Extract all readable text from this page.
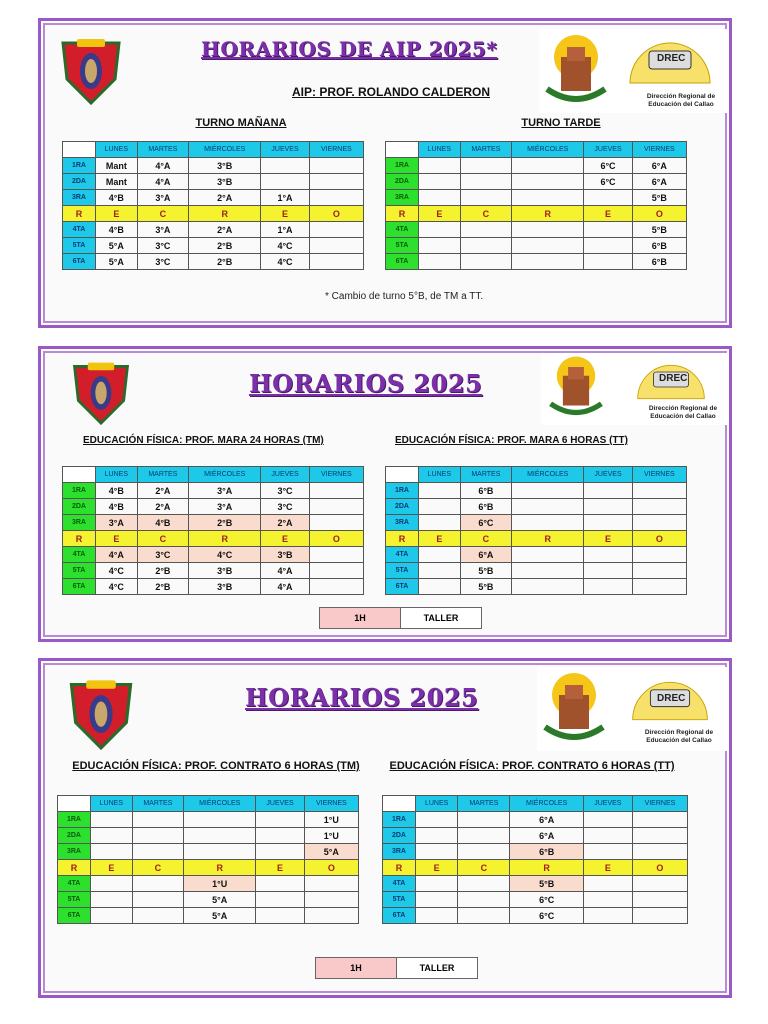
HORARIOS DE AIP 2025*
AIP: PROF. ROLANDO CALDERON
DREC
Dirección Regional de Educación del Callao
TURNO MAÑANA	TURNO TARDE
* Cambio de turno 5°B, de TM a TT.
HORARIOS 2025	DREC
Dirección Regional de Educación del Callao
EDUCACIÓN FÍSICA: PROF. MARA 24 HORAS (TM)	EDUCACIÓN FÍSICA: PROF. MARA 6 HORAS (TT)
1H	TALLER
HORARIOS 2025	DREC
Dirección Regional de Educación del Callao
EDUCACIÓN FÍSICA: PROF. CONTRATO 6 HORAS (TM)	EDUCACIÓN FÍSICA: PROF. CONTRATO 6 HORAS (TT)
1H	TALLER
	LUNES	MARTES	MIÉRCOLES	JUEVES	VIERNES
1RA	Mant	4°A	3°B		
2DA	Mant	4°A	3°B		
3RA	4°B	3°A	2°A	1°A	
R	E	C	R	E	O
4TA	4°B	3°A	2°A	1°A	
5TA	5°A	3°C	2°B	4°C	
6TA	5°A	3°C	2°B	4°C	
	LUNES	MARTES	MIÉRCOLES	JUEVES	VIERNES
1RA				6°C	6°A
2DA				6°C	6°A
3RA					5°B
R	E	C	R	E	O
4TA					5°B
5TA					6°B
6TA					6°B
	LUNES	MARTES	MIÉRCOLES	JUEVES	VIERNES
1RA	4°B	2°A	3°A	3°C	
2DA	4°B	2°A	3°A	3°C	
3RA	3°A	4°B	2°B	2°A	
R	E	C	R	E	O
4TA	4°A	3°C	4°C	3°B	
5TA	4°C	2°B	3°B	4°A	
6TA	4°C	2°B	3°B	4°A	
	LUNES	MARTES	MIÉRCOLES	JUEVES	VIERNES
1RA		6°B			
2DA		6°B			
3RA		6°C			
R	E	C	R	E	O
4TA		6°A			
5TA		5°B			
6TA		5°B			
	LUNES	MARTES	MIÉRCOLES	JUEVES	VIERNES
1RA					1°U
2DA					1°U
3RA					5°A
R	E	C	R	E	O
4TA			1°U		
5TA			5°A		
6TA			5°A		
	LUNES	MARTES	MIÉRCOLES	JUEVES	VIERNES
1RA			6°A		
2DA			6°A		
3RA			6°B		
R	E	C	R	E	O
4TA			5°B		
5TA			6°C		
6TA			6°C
- - -
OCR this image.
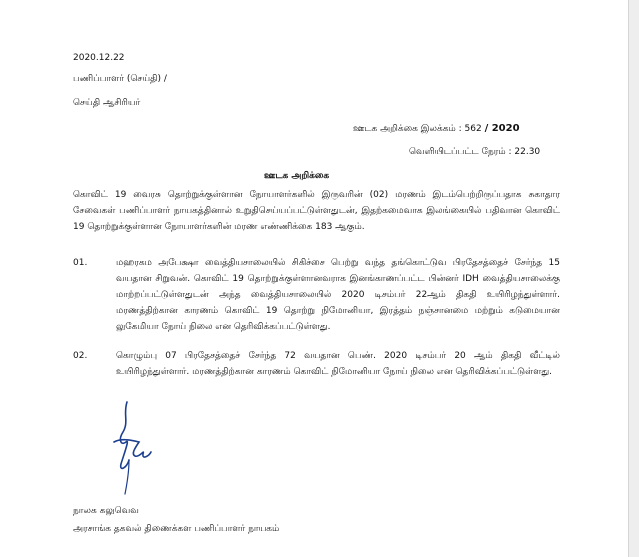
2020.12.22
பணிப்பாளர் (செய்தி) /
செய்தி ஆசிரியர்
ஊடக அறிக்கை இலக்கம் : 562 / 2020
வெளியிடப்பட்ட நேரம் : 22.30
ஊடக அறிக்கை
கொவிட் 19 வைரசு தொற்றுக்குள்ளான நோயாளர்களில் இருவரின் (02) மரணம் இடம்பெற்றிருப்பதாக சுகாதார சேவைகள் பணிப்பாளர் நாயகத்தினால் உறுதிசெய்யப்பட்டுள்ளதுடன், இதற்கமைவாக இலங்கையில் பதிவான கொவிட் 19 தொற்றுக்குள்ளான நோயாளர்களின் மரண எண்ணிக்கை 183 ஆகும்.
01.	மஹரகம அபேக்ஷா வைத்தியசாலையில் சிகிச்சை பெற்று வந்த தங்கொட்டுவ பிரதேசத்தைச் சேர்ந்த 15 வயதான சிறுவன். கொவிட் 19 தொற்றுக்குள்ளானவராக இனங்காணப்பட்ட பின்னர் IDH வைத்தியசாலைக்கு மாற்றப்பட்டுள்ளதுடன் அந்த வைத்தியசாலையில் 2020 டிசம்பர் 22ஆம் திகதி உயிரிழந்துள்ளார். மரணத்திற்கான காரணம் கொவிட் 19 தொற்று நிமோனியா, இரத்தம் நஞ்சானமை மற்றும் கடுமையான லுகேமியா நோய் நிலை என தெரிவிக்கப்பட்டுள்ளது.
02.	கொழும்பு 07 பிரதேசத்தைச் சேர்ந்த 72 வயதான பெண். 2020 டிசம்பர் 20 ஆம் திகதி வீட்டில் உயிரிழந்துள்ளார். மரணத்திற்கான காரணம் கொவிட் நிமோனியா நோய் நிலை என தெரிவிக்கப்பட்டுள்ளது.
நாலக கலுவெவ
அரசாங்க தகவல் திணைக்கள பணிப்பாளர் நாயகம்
- - -
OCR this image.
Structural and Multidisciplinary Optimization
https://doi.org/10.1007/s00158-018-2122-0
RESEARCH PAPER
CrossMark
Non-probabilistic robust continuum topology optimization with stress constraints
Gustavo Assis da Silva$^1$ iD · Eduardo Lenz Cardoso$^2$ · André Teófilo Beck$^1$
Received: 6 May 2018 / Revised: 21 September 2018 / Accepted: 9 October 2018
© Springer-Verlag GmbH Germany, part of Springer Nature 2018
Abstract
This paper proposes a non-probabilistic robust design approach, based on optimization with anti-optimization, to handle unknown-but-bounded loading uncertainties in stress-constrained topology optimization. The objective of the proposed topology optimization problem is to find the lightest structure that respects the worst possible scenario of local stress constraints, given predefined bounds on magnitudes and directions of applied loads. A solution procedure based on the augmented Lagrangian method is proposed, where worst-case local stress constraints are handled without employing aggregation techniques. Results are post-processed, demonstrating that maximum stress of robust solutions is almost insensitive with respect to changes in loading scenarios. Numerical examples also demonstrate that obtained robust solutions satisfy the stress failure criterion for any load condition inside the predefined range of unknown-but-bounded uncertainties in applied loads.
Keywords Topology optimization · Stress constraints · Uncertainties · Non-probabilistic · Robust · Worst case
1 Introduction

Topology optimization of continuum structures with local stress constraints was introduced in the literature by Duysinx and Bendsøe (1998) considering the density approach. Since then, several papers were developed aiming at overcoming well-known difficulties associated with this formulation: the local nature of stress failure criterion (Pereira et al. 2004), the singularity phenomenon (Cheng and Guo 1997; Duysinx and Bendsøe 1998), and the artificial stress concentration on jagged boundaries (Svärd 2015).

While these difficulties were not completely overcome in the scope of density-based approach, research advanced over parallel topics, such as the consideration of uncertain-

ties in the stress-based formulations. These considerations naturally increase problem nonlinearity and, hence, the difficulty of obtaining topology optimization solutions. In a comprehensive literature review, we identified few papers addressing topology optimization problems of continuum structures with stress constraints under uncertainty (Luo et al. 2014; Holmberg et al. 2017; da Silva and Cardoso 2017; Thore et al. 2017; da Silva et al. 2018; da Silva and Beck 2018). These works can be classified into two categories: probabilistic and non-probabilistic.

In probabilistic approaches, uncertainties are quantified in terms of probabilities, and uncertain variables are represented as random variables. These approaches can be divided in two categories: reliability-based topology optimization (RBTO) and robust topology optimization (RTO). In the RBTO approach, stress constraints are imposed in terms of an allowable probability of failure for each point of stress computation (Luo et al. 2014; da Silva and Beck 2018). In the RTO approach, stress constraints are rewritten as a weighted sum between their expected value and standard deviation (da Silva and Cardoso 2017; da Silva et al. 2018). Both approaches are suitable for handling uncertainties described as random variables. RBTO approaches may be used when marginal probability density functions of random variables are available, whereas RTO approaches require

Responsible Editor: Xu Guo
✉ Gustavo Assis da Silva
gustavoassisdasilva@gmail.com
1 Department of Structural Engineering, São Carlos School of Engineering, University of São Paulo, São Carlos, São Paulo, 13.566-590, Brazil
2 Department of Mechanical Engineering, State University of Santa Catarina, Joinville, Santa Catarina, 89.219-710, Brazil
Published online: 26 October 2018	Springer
- - -
## [Request]
State how many lines of the listing hold the string "October"; reply with the number and nothing else.

## [Answer to this exercise]
2